**Extracted data:**
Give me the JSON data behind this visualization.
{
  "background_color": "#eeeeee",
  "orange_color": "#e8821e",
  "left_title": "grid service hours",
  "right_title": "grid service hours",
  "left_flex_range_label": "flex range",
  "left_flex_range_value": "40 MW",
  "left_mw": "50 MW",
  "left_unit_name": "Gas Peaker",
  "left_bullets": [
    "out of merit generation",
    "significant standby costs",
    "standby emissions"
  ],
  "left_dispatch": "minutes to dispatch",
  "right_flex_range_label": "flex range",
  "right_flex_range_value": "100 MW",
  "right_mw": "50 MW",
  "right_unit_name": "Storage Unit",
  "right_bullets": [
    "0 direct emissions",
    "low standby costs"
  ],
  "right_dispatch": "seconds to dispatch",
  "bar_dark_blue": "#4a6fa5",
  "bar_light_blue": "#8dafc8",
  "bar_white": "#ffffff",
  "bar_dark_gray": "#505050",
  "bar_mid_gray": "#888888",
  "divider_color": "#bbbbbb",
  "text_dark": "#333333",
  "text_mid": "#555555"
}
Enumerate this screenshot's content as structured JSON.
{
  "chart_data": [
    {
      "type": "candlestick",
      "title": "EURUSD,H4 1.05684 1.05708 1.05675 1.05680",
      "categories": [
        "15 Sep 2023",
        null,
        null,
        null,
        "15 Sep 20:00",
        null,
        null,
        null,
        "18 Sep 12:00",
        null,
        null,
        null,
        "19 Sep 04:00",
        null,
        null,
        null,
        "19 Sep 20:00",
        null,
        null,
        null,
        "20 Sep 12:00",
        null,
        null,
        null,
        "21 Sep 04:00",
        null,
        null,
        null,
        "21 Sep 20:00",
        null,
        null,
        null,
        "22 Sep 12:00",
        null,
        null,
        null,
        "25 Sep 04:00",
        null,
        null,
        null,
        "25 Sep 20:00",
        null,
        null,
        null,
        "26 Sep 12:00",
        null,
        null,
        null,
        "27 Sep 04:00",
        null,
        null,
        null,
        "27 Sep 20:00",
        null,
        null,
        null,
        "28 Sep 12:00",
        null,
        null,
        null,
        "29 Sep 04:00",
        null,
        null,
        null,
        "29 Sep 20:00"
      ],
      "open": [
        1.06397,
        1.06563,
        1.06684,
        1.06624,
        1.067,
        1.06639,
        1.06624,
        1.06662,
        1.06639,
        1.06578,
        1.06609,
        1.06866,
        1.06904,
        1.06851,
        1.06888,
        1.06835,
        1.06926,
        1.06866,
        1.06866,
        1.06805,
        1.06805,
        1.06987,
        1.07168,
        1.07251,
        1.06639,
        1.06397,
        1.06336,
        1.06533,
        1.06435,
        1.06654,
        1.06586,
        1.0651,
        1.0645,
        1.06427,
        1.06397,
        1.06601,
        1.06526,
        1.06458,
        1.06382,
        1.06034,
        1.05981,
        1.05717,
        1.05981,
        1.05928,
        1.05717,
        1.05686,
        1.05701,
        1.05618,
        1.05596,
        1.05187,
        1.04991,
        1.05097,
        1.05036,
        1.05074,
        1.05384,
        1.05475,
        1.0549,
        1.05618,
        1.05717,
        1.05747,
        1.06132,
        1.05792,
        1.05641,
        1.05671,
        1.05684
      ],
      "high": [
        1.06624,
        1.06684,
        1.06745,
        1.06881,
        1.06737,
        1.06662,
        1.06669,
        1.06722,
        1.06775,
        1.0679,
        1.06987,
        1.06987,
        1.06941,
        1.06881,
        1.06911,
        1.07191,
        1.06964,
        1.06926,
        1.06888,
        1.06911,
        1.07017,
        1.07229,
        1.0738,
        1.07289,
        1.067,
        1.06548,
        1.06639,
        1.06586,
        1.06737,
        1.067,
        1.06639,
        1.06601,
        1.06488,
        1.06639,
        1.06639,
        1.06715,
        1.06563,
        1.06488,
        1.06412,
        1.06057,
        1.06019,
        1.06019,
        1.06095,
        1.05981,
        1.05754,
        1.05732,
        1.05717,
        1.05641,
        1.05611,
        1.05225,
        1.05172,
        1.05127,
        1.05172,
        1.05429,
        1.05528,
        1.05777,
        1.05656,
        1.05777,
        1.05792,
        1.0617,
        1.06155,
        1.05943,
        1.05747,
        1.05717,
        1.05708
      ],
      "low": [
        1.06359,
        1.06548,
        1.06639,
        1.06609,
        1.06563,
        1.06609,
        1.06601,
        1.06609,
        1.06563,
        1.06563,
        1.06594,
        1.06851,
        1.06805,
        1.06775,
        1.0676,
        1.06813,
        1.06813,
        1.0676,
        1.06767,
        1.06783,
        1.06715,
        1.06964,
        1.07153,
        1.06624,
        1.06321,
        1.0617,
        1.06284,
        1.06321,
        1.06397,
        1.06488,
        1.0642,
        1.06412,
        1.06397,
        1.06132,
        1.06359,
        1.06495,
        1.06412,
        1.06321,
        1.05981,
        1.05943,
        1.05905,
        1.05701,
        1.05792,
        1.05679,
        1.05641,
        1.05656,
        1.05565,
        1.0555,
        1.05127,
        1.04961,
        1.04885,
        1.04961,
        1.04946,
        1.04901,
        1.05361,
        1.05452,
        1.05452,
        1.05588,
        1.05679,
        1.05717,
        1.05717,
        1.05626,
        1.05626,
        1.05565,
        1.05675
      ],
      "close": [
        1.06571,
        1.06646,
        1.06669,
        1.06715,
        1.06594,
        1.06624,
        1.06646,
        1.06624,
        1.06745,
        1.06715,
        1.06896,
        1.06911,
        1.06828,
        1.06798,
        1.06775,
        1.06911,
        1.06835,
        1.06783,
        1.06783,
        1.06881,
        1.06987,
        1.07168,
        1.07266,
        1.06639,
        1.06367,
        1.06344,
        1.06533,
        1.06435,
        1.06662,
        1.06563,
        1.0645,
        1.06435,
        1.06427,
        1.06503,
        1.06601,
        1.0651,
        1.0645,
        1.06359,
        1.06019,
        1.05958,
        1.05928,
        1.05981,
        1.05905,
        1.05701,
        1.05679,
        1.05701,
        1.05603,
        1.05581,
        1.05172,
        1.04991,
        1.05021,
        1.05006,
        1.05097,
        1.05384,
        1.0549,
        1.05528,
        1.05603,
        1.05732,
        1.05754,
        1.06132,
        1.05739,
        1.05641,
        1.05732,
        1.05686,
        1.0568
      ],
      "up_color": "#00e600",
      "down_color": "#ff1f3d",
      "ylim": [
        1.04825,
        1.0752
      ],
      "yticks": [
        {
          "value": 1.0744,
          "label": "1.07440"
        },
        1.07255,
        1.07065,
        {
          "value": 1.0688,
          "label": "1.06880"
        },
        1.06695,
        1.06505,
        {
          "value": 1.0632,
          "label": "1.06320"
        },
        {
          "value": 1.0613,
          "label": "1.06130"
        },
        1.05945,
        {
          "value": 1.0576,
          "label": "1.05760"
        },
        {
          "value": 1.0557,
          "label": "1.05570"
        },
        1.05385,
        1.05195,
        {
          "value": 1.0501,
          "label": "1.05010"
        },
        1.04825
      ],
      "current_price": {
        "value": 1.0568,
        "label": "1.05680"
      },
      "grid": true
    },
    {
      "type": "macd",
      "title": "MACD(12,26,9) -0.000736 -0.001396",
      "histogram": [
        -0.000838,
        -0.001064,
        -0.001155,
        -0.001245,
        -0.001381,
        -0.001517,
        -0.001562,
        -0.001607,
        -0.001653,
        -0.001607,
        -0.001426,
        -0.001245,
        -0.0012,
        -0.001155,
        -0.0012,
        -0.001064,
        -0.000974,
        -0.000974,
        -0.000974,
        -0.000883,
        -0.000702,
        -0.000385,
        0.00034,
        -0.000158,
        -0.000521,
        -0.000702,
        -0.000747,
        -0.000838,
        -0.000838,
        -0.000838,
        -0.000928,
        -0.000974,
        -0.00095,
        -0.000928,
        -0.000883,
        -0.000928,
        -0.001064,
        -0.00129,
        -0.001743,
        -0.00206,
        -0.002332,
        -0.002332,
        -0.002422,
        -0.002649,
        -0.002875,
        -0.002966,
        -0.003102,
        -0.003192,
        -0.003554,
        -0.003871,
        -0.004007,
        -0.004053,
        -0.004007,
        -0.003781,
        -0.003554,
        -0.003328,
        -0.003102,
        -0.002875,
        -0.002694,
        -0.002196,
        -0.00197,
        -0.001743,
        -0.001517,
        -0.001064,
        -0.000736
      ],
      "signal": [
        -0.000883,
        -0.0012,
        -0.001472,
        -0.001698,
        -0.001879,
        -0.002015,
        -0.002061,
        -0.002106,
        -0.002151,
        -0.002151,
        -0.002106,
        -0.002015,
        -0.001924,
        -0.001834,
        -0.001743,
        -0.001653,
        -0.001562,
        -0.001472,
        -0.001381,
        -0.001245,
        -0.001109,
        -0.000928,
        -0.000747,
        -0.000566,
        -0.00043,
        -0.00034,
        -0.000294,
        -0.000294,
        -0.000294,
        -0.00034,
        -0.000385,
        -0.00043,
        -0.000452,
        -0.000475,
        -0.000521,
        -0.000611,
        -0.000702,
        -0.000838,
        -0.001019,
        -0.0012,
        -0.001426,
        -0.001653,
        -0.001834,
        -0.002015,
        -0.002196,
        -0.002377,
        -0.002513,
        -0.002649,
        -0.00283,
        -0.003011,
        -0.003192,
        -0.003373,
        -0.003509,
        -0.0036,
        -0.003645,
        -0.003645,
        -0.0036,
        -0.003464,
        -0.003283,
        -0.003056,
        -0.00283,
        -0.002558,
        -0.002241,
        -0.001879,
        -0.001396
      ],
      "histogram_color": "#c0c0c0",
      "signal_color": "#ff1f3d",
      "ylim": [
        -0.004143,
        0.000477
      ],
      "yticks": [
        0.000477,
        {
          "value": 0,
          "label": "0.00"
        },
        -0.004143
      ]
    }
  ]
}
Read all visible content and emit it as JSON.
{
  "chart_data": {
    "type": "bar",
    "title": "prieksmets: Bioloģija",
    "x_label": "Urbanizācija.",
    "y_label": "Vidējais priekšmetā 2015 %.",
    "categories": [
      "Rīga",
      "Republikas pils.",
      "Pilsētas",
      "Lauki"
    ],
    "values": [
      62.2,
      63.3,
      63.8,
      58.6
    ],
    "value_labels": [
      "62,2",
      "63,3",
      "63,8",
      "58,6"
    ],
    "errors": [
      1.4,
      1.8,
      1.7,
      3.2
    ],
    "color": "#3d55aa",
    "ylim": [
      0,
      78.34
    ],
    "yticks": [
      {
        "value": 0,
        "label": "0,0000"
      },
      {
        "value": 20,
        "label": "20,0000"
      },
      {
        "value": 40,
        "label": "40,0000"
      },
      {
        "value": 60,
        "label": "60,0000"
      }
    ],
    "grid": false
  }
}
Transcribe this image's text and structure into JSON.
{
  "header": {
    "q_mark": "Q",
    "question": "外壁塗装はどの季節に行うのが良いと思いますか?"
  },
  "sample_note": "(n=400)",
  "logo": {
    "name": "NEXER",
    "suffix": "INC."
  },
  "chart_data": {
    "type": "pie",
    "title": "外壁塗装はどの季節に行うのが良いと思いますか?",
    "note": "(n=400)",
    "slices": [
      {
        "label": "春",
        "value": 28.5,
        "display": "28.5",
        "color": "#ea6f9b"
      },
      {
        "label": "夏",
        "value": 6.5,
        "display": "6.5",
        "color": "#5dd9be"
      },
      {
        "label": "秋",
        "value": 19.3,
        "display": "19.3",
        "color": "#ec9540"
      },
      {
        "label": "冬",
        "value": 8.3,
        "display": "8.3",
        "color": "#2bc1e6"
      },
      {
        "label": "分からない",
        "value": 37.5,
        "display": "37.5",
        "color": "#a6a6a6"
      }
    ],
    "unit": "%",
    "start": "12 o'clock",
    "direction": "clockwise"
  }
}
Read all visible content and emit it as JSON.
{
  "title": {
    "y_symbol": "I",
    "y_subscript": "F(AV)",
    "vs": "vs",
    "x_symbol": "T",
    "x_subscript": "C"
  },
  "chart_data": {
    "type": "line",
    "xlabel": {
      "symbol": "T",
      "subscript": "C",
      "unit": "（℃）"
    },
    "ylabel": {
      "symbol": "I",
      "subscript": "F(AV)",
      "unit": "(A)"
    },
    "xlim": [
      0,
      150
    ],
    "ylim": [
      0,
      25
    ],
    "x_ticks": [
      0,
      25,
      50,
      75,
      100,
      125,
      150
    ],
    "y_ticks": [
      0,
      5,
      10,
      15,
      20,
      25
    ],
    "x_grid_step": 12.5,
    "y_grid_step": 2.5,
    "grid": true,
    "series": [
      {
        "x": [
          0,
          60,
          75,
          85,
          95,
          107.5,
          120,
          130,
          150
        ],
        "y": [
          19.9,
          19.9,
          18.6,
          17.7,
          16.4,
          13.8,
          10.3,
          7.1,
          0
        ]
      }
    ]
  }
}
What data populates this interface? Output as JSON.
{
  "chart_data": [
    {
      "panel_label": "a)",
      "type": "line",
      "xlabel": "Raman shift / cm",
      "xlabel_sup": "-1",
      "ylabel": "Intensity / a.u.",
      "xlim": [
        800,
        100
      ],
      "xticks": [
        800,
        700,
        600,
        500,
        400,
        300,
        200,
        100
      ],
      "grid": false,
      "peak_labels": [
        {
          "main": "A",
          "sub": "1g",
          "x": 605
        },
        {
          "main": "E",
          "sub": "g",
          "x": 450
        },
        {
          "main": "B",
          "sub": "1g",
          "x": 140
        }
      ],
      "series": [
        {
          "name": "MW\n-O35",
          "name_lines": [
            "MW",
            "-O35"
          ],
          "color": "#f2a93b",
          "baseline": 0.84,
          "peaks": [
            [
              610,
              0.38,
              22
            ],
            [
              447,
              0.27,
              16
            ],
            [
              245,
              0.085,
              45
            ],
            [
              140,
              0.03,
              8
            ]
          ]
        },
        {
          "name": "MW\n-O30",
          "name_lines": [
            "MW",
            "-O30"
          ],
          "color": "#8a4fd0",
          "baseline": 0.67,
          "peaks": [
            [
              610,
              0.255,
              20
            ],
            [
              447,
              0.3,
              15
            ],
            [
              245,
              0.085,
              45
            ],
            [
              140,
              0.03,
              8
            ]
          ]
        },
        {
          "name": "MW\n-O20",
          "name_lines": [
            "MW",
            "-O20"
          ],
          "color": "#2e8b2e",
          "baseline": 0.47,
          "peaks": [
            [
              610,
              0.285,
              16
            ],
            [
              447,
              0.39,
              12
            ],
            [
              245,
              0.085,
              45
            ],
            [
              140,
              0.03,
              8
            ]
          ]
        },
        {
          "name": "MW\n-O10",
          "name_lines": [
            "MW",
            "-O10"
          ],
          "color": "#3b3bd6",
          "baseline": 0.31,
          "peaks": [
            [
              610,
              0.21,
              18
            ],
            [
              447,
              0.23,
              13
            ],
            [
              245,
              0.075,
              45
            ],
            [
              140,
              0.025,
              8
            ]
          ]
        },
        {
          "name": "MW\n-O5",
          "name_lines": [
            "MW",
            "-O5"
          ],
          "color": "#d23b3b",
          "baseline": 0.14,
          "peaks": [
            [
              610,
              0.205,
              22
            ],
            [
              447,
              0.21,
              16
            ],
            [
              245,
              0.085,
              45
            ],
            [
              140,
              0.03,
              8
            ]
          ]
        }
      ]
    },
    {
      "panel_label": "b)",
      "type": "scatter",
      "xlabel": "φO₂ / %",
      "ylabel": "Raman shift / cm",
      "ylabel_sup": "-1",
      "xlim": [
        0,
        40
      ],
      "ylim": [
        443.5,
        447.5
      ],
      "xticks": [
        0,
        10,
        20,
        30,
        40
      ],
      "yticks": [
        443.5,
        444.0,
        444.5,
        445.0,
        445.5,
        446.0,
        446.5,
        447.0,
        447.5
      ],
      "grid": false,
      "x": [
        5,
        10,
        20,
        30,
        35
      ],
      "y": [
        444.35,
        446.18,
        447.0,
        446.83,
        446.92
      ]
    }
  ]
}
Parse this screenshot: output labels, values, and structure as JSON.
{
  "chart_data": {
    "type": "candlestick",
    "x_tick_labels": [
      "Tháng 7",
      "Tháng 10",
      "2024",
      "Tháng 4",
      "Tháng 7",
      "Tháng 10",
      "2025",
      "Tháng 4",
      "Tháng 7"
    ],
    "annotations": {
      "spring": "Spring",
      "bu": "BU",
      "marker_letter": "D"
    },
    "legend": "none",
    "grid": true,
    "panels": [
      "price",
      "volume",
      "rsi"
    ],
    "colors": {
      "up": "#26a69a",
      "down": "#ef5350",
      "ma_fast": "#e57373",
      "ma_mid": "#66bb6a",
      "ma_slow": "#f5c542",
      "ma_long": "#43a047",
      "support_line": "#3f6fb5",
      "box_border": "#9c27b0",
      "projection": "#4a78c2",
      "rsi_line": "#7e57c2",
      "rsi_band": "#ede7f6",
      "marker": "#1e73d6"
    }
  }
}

**Task to carry out:** Copy every line in the entries above that has the string "hours" in it.

**Final result:**
  "left_title": "grid service hours",
  "right_title": "grid service hours",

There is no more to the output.